# Goal
Would you return the complete listing below word for word?

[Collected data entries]
'''
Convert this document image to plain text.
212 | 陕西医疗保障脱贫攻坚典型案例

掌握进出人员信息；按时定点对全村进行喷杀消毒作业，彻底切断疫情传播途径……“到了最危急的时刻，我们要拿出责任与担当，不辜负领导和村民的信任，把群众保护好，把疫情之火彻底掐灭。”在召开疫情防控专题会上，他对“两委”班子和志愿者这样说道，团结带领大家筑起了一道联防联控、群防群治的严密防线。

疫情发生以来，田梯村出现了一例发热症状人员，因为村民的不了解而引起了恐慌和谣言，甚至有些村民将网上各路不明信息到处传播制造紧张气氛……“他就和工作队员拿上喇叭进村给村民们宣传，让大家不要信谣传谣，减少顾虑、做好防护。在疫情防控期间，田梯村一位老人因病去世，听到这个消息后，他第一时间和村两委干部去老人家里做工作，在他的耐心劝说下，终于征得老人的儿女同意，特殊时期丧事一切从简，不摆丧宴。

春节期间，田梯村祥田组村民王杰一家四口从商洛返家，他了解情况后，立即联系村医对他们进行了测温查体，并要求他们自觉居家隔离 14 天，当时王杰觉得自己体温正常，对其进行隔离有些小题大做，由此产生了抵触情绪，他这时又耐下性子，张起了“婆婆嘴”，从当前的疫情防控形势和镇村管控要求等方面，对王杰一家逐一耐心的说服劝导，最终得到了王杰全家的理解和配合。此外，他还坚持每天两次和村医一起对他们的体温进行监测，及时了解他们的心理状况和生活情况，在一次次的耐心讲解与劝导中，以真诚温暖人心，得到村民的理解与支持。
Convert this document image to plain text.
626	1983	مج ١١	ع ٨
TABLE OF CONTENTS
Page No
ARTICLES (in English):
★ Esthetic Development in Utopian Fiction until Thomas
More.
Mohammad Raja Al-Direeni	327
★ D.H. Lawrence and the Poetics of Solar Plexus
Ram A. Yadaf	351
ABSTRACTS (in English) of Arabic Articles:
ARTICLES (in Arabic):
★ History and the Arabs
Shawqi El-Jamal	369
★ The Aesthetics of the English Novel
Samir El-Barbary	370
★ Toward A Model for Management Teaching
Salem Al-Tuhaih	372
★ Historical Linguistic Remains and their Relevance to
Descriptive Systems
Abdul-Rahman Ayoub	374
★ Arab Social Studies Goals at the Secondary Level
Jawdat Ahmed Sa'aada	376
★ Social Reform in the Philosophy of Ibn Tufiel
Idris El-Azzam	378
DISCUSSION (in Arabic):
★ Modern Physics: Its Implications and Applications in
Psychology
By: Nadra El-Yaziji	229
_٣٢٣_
'''
# Output for this exercise
Convert this document image to plain text.
212 | 陕西医疗保障脱贫攻坚典型案例

掌握进出人员信息；按时定点对全村进行喷杀消毒作业，彻底切断疫情传播途径……“到了最危急的时刻，我们要拿出责任与担当，不辜负领导和村民的信任，把群众保护好，把疫情之火彻底掐灭。”在召开疫情防控专题会上，他对“两委”班子和志愿者这样说道，团结带领大家筑起了一道联防联控、群防群治的严密防线。

疫情发生以来，田梯村出现了一例发热症状人员，因为村民的不了解而引起了恐慌和谣言，甚至有些村民将网上各路不明信息到处传播制造紧张气氛……“他就和工作队员拿上喇叭进村给村民们宣传，让大家不要信谣传谣，减少顾虑、做好防护。在疫情防控期间，田梯村一位老人因病去世，听到这个消息后，他第一时间和村两委干部去老人家里做工作，在他的耐心劝说下，终于征得老人的儿女同意，特殊时期丧事一切从简，不摆丧宴。

春节期间，田梯村祥田组村民王杰一家四口从商洛返家，他了解情况后，立即联系村医对他们进行了测温查体，并要求他们自觉居家隔离 14 天，当时王杰觉得自己体温正常，对其进行隔离有些小题大做，由此产生了抵触情绪，他这时又耐下性子，张起了“婆婆嘴”，从当前的疫情防控形势和镇村管控要求等方面，对王杰一家逐一耐心的说服劝导，最终得到了王杰全家的理解和配合。此外，他还坚持每天两次和村医一起对他们的体温进行监测，及时了解他们的心理状况和生活情况，在一次次的耐心讲解与劝导中，以真诚温暖人心，得到村民的理解与支持。
Convert this document image to plain text.
626	1983	مج ١١	ع ٨
TABLE OF CONTENTS
Page No
ARTICLES (in English):
★ Esthetic Development in Utopian Fiction until Thomas
More.
Mohammad Raja Al-Direeni	327
★ D.H. Lawrence and the Poetics of Solar Plexus
Ram A. Yadaf	351
ABSTRACTS (in English) of Arabic Articles:
ARTICLES (in Arabic):
★ History and the Arabs
Shawqi El-Jamal	369
★ The Aesthetics of the English Novel
Samir El-Barbary	370
★ Toward A Model for Management Teaching
Salem Al-Tuhaih	372
★ Historical Linguistic Remains and their Relevance to
Descriptive Systems
Abdul-Rahman Ayoub	374
★ Arab Social Studies Goals at the Secondary Level
Jawdat Ahmed Sa'aada	376
★ Social Reform in the Philosophy of Ibn Tufiel
Idris El-Azzam	378
DISCUSSION (in Arabic):
★ Modern Physics: Its Implications and Applications in
Psychology
By: Nadra El-Yaziji	229
_٣٢٣_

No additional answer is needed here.